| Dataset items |
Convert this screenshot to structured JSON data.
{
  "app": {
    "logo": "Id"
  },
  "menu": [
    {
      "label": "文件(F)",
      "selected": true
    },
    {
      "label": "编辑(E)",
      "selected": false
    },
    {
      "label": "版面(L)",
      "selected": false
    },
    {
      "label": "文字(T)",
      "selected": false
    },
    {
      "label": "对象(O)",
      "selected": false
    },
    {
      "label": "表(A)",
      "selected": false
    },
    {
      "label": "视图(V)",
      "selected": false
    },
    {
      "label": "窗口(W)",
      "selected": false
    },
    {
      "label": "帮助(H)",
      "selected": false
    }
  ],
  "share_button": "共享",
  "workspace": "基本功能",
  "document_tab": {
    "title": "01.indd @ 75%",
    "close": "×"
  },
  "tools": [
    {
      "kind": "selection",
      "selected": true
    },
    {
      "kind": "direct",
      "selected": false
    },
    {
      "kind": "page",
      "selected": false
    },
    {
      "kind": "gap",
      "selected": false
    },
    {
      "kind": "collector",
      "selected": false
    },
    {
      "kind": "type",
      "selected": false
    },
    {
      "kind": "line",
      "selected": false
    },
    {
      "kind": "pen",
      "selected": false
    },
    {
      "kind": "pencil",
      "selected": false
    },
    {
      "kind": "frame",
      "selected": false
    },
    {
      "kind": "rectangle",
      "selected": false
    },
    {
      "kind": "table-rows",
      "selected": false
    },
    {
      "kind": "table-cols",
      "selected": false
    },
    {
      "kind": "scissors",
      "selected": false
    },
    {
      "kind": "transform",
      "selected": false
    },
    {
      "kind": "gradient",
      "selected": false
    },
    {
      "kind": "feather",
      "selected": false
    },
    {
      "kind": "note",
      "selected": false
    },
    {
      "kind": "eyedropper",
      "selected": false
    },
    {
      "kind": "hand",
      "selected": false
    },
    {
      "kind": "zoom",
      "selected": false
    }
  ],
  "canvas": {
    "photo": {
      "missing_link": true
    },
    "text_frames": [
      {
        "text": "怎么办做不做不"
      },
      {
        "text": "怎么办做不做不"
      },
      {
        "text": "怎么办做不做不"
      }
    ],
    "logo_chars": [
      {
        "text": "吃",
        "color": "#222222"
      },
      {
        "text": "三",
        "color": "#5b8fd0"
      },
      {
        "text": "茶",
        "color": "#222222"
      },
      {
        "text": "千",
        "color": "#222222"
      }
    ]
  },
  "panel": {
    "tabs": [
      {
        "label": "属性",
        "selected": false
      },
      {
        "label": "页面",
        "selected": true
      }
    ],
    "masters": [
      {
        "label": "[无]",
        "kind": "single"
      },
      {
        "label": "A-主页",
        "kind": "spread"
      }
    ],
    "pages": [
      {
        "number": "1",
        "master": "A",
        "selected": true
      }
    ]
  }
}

| Goal |
Every record should be given again exactly.

| Result for this task |
Convert this screenshot to structured JSON data.
{
  "app": {
    "logo": "Id"
  },
  "menu": [
    {
      "label": "文件(F)",
      "selected": true
    },
    {
      "label": "编辑(E)",
      "selected": false
    },
    {
      "label": "版面(L)",
      "selected": false
    },
    {
      "label": "文字(T)",
      "selected": false
    },
    {
      "label": "对象(O)",
      "selected": false
    },
    {
      "label": "表(A)",
      "selected": false
    },
    {
      "label": "视图(V)",
      "selected": false
    },
    {
      "label": "窗口(W)",
      "selected": false
    },
    {
      "label": "帮助(H)",
      "selected": false
    }
  ],
  "share_button": "共享",
  "workspace": "基本功能",
  "document_tab": {
    "title": "01.indd @ 75%",
    "close": "×"
  },
  "tools": [
    {
      "kind": "selection",
      "selected": true
    },
    {
      "kind": "direct",
      "selected": false
    },
    {
      "kind": "page",
      "selected": false
    },
    {
      "kind": "gap",
      "selected": false
    },
    {
      "kind": "collector",
      "selected": false
    },
    {
      "kind": "type",
      "selected": false
    },
    {
      "kind": "line",
      "selected": false
    },
    {
      "kind": "pen",
      "selected": false
    },
    {
      "kind": "pencil",
      "selected": false
    },
    {
      "kind": "frame",
      "selected": false
    },
    {
      "kind": "rectangle",
      "selected": false
    },
    {
      "kind": "table-rows",
      "selected": false
    },
    {
      "kind": "table-cols",
      "selected": false
    },
    {
      "kind": "scissors",
      "selected": false
    },
    {
      "kind": "transform",
      "selected": false
    },
    {
      "kind": "gradient",
      "selected": false
    },
    {
      "kind": "feather",
      "selected": false
    },
    {
      "kind": "note",
      "selected": false
    },
    {
      "kind": "eyedropper",
      "selected": false
    },
    {
      "kind": "hand",
      "selected": false
    },
    {
      "kind": "zoom",
      "selected": false
    }
  ],
  "canvas": {
    "photo": {
      "missing_link": true
    },
    "text_frames": [
      {
        "text": "怎么办做不做不"
      },
      {
        "text": "怎么办做不做不"
      },
      {
        "text": "怎么办做不做不"
      }
    ],
    "logo_chars": [
      {
        "text": "吃",
        "color": "#222222"
      },
      {
        "text": "三",
        "color": "#5b8fd0"
      },
      {
        "text": "茶",
        "color": "#222222"
      },
      {
        "text": "千",
        "color": "#222222"
      }
    ]
  },
  "panel": {
    "tabs": [
      {
        "label": "属性",
        "selected": false
      },
      {
        "label": "页面",
        "selected": true
      }
    ],
    "masters": [
      {
        "label": "[无]",
        "kind": "single"
      },
      {
        "label": "A-主页",
        "kind": "spread"
      }
    ],
    "pages": [
      {
        "number": "1",
        "master": "A",
        "selected": true
      }
    ]
  }
}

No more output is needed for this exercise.